• _Task to carry out_
Pick out each line of the records that includes the string "icon", and copy it.
[Begin Record excerpts]
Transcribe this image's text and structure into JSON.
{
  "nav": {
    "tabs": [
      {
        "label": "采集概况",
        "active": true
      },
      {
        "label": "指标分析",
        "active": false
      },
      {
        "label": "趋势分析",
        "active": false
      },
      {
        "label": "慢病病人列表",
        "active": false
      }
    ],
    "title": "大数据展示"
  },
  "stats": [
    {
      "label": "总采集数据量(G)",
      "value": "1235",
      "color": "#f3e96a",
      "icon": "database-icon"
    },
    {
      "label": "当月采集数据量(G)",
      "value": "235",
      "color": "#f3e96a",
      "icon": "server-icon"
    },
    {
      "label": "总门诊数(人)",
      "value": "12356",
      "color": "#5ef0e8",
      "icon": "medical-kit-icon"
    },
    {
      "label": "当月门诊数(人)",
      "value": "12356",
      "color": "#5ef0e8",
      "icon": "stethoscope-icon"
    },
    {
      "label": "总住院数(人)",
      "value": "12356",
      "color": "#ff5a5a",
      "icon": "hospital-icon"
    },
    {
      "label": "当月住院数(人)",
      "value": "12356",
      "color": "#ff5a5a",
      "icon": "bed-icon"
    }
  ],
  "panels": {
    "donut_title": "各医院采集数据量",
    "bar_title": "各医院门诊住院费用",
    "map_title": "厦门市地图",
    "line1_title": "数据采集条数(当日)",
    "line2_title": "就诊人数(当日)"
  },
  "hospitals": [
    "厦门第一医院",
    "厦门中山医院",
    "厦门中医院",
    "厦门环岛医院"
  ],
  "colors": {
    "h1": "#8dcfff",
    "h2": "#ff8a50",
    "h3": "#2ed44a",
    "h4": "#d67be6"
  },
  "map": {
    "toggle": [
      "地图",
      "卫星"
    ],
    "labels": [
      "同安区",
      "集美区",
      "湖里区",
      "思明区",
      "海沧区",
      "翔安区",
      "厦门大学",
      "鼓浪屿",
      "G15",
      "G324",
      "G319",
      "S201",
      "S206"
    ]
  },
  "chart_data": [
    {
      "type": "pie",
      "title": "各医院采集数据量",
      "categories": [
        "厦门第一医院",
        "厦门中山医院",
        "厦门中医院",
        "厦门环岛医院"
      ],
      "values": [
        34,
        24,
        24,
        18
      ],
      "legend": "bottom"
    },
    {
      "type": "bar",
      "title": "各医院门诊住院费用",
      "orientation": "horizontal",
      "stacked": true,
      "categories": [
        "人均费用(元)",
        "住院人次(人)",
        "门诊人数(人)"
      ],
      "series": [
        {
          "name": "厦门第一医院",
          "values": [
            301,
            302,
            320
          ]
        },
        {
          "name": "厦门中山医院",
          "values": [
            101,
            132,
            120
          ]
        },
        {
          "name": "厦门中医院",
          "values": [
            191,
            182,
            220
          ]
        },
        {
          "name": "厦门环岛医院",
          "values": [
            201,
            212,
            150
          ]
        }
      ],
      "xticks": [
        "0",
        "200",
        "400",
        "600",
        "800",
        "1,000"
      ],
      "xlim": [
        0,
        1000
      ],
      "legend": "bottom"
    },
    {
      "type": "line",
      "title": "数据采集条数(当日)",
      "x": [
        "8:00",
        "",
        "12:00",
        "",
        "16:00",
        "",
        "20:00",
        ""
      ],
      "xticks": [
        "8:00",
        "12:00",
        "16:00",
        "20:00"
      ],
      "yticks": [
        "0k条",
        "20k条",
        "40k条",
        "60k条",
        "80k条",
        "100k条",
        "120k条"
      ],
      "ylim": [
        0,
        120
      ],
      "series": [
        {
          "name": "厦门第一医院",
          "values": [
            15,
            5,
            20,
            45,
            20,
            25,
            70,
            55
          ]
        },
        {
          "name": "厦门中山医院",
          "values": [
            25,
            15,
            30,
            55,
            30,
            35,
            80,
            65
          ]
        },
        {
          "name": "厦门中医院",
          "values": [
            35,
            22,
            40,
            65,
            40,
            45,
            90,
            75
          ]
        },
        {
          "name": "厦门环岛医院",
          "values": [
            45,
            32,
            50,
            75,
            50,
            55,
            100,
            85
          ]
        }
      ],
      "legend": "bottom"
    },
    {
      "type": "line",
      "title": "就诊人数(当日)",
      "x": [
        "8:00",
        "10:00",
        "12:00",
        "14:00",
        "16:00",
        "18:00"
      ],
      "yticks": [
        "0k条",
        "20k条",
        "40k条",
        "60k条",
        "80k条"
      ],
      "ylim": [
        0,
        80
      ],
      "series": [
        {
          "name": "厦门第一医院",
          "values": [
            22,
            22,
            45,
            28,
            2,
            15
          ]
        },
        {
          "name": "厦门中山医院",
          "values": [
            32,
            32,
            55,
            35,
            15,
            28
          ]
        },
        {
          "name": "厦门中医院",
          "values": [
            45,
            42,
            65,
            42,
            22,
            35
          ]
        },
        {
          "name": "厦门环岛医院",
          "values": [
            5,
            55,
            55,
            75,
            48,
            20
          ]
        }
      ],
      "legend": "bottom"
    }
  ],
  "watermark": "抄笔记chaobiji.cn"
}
[End Record excerpts]
• _Task output_
      "icon": "database-icon"
      "icon": "server-icon"
      "icon": "medical-kit-icon"
      "icon": "stethoscope-icon"
      "icon": "hospital-icon"
      "icon": "bed-icon"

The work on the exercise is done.